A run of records
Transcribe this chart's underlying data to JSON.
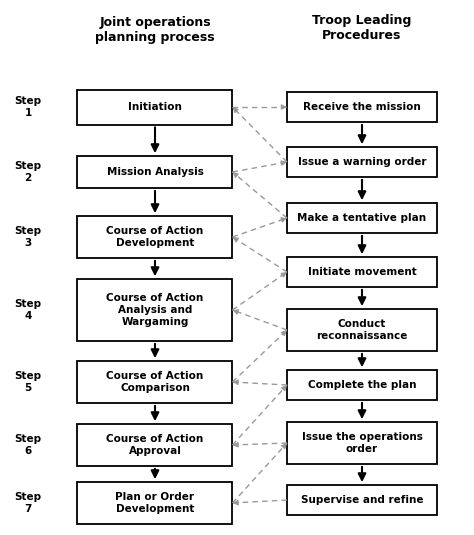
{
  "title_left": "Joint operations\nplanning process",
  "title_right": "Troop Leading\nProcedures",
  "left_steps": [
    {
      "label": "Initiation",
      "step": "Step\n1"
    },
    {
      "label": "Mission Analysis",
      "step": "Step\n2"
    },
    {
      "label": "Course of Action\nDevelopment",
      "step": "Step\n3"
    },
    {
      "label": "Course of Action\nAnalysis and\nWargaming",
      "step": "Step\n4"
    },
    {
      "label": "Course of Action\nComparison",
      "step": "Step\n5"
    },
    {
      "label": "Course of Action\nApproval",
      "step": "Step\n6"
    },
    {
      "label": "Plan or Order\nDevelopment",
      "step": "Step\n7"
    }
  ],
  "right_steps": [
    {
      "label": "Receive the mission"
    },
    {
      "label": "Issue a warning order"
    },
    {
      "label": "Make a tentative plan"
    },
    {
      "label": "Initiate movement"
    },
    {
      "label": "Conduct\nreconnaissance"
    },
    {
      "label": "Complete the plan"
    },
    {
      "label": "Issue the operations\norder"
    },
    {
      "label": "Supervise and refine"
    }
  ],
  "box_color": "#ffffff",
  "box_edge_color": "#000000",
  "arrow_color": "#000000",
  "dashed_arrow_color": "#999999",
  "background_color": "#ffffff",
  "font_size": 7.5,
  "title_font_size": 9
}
==
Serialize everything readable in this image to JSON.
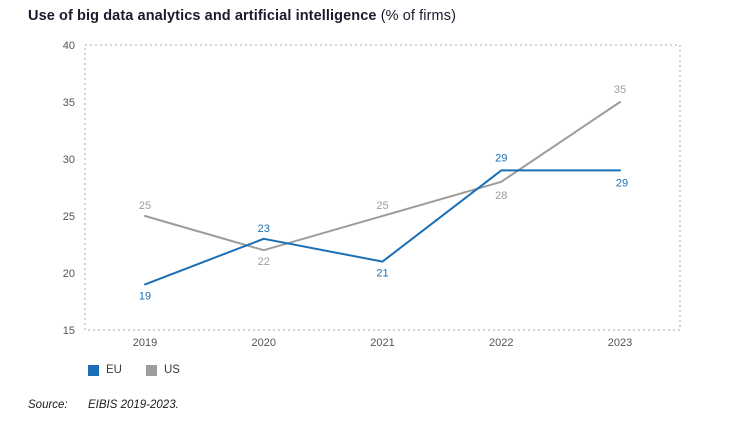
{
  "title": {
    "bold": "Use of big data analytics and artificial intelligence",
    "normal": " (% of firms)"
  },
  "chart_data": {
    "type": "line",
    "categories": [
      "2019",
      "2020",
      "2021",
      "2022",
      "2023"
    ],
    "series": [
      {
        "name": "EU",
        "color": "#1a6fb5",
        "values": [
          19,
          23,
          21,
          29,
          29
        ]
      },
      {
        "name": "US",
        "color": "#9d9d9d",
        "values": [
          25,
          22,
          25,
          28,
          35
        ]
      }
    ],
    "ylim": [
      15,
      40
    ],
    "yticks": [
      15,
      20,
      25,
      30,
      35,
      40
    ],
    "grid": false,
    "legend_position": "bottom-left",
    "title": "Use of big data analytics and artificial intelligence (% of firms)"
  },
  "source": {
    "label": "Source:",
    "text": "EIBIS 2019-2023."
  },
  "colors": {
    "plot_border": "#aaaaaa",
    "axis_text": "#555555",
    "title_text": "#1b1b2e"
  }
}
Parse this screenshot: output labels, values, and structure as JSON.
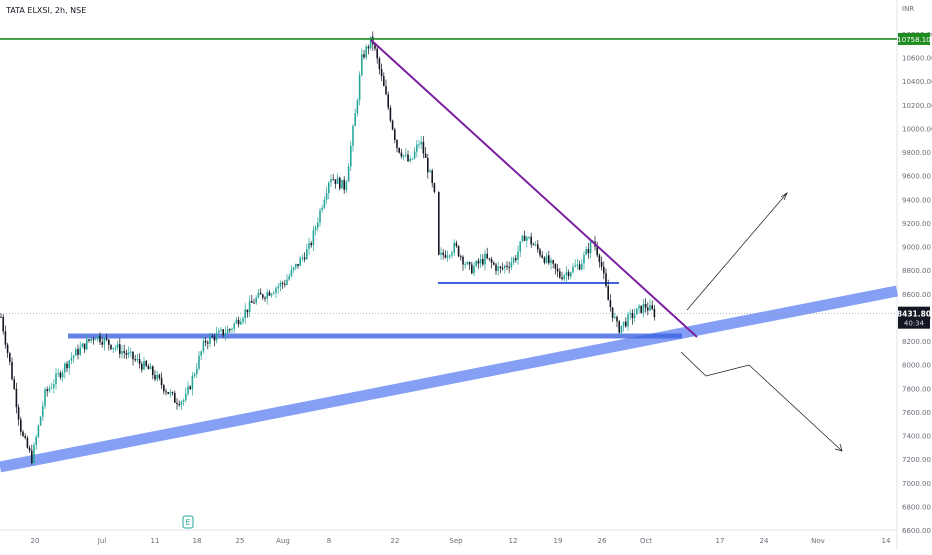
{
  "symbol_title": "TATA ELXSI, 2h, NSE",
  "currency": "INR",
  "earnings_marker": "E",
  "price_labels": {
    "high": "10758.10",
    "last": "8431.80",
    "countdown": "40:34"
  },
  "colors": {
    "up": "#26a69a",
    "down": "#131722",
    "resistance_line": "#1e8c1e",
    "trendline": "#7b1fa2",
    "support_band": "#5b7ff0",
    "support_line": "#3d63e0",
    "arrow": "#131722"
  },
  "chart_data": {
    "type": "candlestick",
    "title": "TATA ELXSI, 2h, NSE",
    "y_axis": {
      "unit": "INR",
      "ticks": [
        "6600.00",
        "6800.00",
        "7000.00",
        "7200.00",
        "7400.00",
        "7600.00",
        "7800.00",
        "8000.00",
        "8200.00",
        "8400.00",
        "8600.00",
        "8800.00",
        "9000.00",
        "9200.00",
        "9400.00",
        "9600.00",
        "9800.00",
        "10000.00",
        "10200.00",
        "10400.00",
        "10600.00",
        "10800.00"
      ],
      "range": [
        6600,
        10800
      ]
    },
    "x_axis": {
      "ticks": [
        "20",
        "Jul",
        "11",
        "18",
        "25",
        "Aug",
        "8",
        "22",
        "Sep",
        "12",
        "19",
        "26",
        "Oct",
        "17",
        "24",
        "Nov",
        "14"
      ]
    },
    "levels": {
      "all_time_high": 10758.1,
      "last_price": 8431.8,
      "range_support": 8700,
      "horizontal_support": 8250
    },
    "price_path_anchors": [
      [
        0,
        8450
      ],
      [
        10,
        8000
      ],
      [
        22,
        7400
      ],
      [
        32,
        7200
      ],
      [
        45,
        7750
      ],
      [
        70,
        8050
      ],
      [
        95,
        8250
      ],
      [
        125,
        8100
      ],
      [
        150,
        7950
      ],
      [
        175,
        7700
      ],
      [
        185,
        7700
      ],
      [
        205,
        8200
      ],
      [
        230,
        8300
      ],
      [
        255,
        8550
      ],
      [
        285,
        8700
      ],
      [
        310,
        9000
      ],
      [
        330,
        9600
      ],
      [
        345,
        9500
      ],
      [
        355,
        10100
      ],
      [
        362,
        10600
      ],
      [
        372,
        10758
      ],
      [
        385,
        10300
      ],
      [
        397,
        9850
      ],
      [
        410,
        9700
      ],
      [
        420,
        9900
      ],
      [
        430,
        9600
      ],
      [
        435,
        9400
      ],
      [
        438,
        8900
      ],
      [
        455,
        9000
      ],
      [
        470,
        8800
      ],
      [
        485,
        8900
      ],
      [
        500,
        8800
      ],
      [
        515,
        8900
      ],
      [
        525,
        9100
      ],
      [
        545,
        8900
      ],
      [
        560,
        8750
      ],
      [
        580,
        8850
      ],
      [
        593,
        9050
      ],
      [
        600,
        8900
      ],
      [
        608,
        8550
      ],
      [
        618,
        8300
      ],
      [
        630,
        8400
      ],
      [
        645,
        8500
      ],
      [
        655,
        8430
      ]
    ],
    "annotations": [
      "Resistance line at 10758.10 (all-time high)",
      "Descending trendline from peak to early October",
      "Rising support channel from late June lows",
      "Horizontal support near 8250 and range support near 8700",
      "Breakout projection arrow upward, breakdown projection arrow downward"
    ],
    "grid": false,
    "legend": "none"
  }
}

→ BRIEF:
Of the lines above, how many include the word "nDevelopment"? Reply with the number only.

→ EXERCISE RESPONSE:
2